▸ Short task
Set down the full listing exactly as given. Any pictures are to be left out.
# Start of Raw data
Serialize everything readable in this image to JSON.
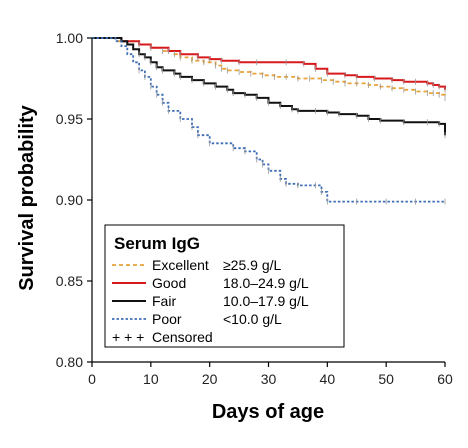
{
  "chart_data": {
    "type": "line",
    "title": "",
    "xlabel": "Days of age",
    "ylabel": "Survival probability",
    "xlim": [
      0,
      60
    ],
    "ylim": [
      0.8,
      1.0
    ],
    "xticks": [
      "0",
      "10",
      "20",
      "30",
      "40",
      "50",
      "60"
    ],
    "yticks": [
      "0.80",
      "0.85",
      "0.90",
      "0.95",
      "1.00"
    ],
    "grid": false,
    "legend": {
      "title": "Serum IgG",
      "position": "bottom-left",
      "censored_label": "Censored"
    },
    "series": [
      {
        "name": "Excellent",
        "range": "≥25.9 g/L",
        "color": "#e8a33a",
        "style": "dashed",
        "x": [
          0,
          4,
          8,
          10,
          12,
          14,
          15,
          17,
          19,
          21,
          22,
          23,
          25,
          27,
          29,
          31,
          33,
          35,
          37,
          39,
          41,
          43,
          45,
          47,
          49,
          51,
          53,
          55,
          57,
          58,
          59,
          60
        ],
        "y": [
          1.0,
          0.998,
          0.996,
          0.994,
          0.992,
          0.99,
          0.988,
          0.986,
          0.985,
          0.983,
          0.981,
          0.98,
          0.979,
          0.978,
          0.977,
          0.976,
          0.976,
          0.975,
          0.975,
          0.974,
          0.973,
          0.972,
          0.972,
          0.971,
          0.97,
          0.969,
          0.968,
          0.967,
          0.966,
          0.966,
          0.965,
          0.963
        ]
      },
      {
        "name": "Good",
        "range": "18.0–24.9 g/L",
        "color": "#d7191c",
        "style": "solid",
        "x": [
          0,
          5,
          8,
          10,
          13,
          15,
          18,
          20,
          22,
          25,
          28,
          33,
          36,
          38,
          40,
          43,
          45,
          48,
          51,
          53,
          55,
          57,
          58,
          59,
          60
        ],
        "y": [
          1.0,
          0.998,
          0.996,
          0.994,
          0.992,
          0.99,
          0.988,
          0.987,
          0.986,
          0.985,
          0.985,
          0.985,
          0.984,
          0.981,
          0.978,
          0.977,
          0.976,
          0.975,
          0.974,
          0.973,
          0.973,
          0.972,
          0.971,
          0.97,
          0.968
        ]
      },
      {
        "name": "Fair",
        "range": "10.0–17.9 g/L",
        "color": "#111111",
        "style": "solid",
        "x": [
          0,
          5,
          6,
          7,
          8,
          9,
          10,
          11,
          12,
          14,
          15,
          17,
          19,
          21,
          23,
          24,
          26,
          28,
          30,
          32,
          34,
          35,
          38,
          40,
          42,
          45,
          47,
          49,
          53,
          57,
          59,
          60
        ],
        "y": [
          1.0,
          0.998,
          0.996,
          0.993,
          0.99,
          0.988,
          0.985,
          0.982,
          0.98,
          0.978,
          0.976,
          0.974,
          0.972,
          0.97,
          0.968,
          0.966,
          0.965,
          0.963,
          0.96,
          0.958,
          0.956,
          0.955,
          0.955,
          0.954,
          0.953,
          0.952,
          0.95,
          0.949,
          0.948,
          0.948,
          0.947,
          0.94
        ]
      },
      {
        "name": "Poor",
        "range": "<10.0 g/L",
        "color": "#3f6fb5",
        "style": "dotted",
        "x": [
          0,
          4,
          5,
          6,
          7,
          8,
          9,
          10,
          11,
          12,
          13,
          15,
          17,
          18,
          20,
          24,
          26,
          28,
          29,
          30,
          32,
          33,
          35,
          38,
          39,
          40,
          45,
          50,
          55,
          60
        ],
        "y": [
          1.0,
          0.998,
          0.995,
          0.99,
          0.985,
          0.98,
          0.976,
          0.97,
          0.965,
          0.96,
          0.955,
          0.95,
          0.945,
          0.94,
          0.935,
          0.932,
          0.93,
          0.925,
          0.922,
          0.918,
          0.913,
          0.91,
          0.909,
          0.909,
          0.905,
          0.899,
          0.899,
          0.899,
          0.899,
          0.899
        ]
      }
    ]
  }
}
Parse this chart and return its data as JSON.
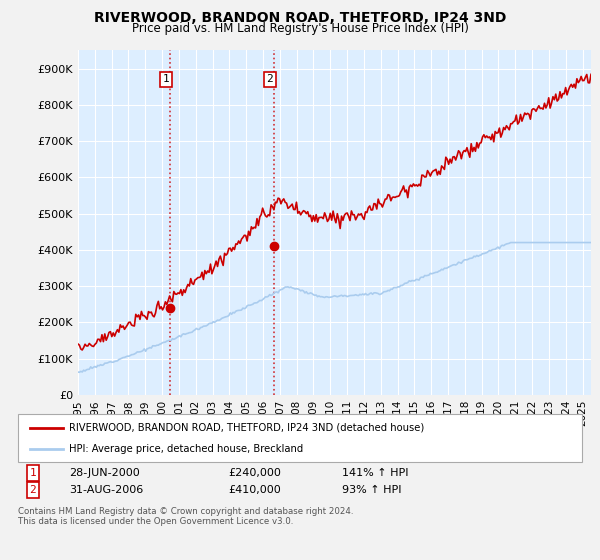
{
  "title": "RIVERWOOD, BRANDON ROAD, THETFORD, IP24 3ND",
  "subtitle": "Price paid vs. HM Land Registry's House Price Index (HPI)",
  "ylabel_ticks": [
    "£0",
    "£100K",
    "£200K",
    "£300K",
    "£400K",
    "£500K",
    "£600K",
    "£700K",
    "£800K",
    "£900K"
  ],
  "ytick_values": [
    0,
    100000,
    200000,
    300000,
    400000,
    500000,
    600000,
    700000,
    800000,
    900000
  ],
  "ylim": [
    0,
    950000
  ],
  "fig_bg_color": "#f2f2f2",
  "plot_bg_color": "#ddeeff",
  "grid_color": "#ffffff",
  "red_color": "#cc0000",
  "blue_color": "#aaccee",
  "sale1_year": 2000.49,
  "sale1_price": 240000,
  "sale1_date": "28-JUN-2000",
  "sale1_pct": "141%",
  "sale2_year": 2006.66,
  "sale2_price": 410000,
  "sale2_date": "31-AUG-2006",
  "sale2_pct": "93%",
  "legend_line1": "RIVERWOOD, BRANDON ROAD, THETFORD, IP24 3ND (detached house)",
  "legend_line2": "HPI: Average price, detached house, Breckland",
  "footnote": "Contains HM Land Registry data © Crown copyright and database right 2024.\nThis data is licensed under the Open Government Licence v3.0.",
  "xmin": 1995,
  "xmax": 2025.5
}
# End of Raw data
▸ Answer to the problem
Serialize everything readable in this image to JSON.
{
  "chart_data": {
    "type": "line",
    "title": "",
    "xlabel": "Days of age",
    "ylabel": "Survival probability",
    "xlim": [
      0,
      60
    ],
    "ylim": [
      0.8,
      1.0
    ],
    "xticks": [
      "0",
      "10",
      "20",
      "30",
      "40",
      "50",
      "60"
    ],
    "yticks": [
      "0.80",
      "0.85",
      "0.90",
      "0.95",
      "1.00"
    ],
    "grid": false,
    "legend": {
      "title": "Serum IgG",
      "position": "bottom-left",
      "censored_label": "Censored"
    },
    "series": [
      {
        "name": "Excellent",
        "range": "≥25.9 g/L",
        "color": "#e8a33a",
        "style": "dashed",
        "x": [
          0,
          4,
          8,
          10,
          12,
          14,
          15,
          17,
          19,
          21,
          22,
          23,
          25,
          27,
          29,
          31,
          33,
          35,
          37,
          39,
          41,
          43,
          45,
          47,
          49,
          51,
          53,
          55,
          57,
          58,
          59,
          60
        ],
        "y": [
          1.0,
          0.998,
          0.996,
          0.994,
          0.992,
          0.99,
          0.988,
          0.986,
          0.985,
          0.983,
          0.981,
          0.98,
          0.979,
          0.978,
          0.977,
          0.976,
          0.976,
          0.975,
          0.975,
          0.974,
          0.973,
          0.972,
          0.972,
          0.971,
          0.97,
          0.969,
          0.968,
          0.967,
          0.966,
          0.966,
          0.965,
          0.963
        ]
      },
      {
        "name": "Good",
        "range": "18.0–24.9 g/L",
        "color": "#d7191c",
        "style": "solid",
        "x": [
          0,
          5,
          8,
          10,
          13,
          15,
          18,
          20,
          22,
          25,
          28,
          33,
          36,
          38,
          40,
          43,
          45,
          48,
          51,
          53,
          55,
          57,
          58,
          59,
          60
        ],
        "y": [
          1.0,
          0.998,
          0.996,
          0.994,
          0.992,
          0.99,
          0.988,
          0.987,
          0.986,
          0.985,
          0.985,
          0.985,
          0.984,
          0.981,
          0.978,
          0.977,
          0.976,
          0.975,
          0.974,
          0.973,
          0.973,
          0.972,
          0.971,
          0.97,
          0.968
        ]
      },
      {
        "name": "Fair",
        "range": "10.0–17.9 g/L",
        "color": "#111111",
        "style": "solid",
        "x": [
          0,
          5,
          6,
          7,
          8,
          9,
          10,
          11,
          12,
          14,
          15,
          17,
          19,
          21,
          23,
          24,
          26,
          28,
          30,
          32,
          34,
          35,
          38,
          40,
          42,
          45,
          47,
          49,
          53,
          57,
          59,
          60
        ],
        "y": [
          1.0,
          0.998,
          0.996,
          0.993,
          0.99,
          0.988,
          0.985,
          0.982,
          0.98,
          0.978,
          0.976,
          0.974,
          0.972,
          0.97,
          0.968,
          0.966,
          0.965,
          0.963,
          0.96,
          0.958,
          0.956,
          0.955,
          0.955,
          0.954,
          0.953,
          0.952,
          0.95,
          0.949,
          0.948,
          0.948,
          0.947,
          0.94
        ]
      },
      {
        "name": "Poor",
        "range": "<10.0 g/L",
        "color": "#3f6fb5",
        "style": "dotted",
        "x": [
          0,
          4,
          5,
          6,
          7,
          8,
          9,
          10,
          11,
          12,
          13,
          15,
          17,
          18,
          20,
          24,
          26,
          28,
          29,
          30,
          32,
          33,
          35,
          38,
          39,
          40,
          45,
          50,
          55,
          60
        ],
        "y": [
          1.0,
          0.998,
          0.995,
          0.99,
          0.985,
          0.98,
          0.976,
          0.97,
          0.965,
          0.96,
          0.955,
          0.95,
          0.945,
          0.94,
          0.935,
          0.932,
          0.93,
          0.925,
          0.922,
          0.918,
          0.913,
          0.91,
          0.909,
          0.909,
          0.905,
          0.899,
          0.899,
          0.899,
          0.899,
          0.899
        ]
      }
    ]
  }
}
Parse this chart and return its data as JSON.
{
  "title": "RIVERWOOD, BRANDON ROAD, THETFORD, IP24 3ND",
  "subtitle": "Price paid vs. HM Land Registry's House Price Index (HPI)",
  "ylabel_ticks": [
    "£0",
    "£100K",
    "£200K",
    "£300K",
    "£400K",
    "£500K",
    "£600K",
    "£700K",
    "£800K",
    "£900K"
  ],
  "ytick_values": [
    0,
    100000,
    200000,
    300000,
    400000,
    500000,
    600000,
    700000,
    800000,
    900000
  ],
  "ylim": [
    0,
    950000
  ],
  "fig_bg_color": "#f2f2f2",
  "plot_bg_color": "#ddeeff",
  "grid_color": "#ffffff",
  "red_color": "#cc0000",
  "blue_color": "#aaccee",
  "sale1_year": 2000.49,
  "sale1_price": 240000,
  "sale1_date": "28-JUN-2000",
  "sale1_pct": "141%",
  "sale2_year": 2006.66,
  "sale2_price": 410000,
  "sale2_date": "31-AUG-2006",
  "sale2_pct": "93%",
  "legend_line1": "RIVERWOOD, BRANDON ROAD, THETFORD, IP24 3ND (detached house)",
  "legend_line2": "HPI: Average price, detached house, Breckland",
  "footnote": "Contains HM Land Registry data © Crown copyright and database right 2024.\nThis data is licensed under the Open Government Licence v3.0.",
  "xmin": 1995,
  "xmax": 2025.5
}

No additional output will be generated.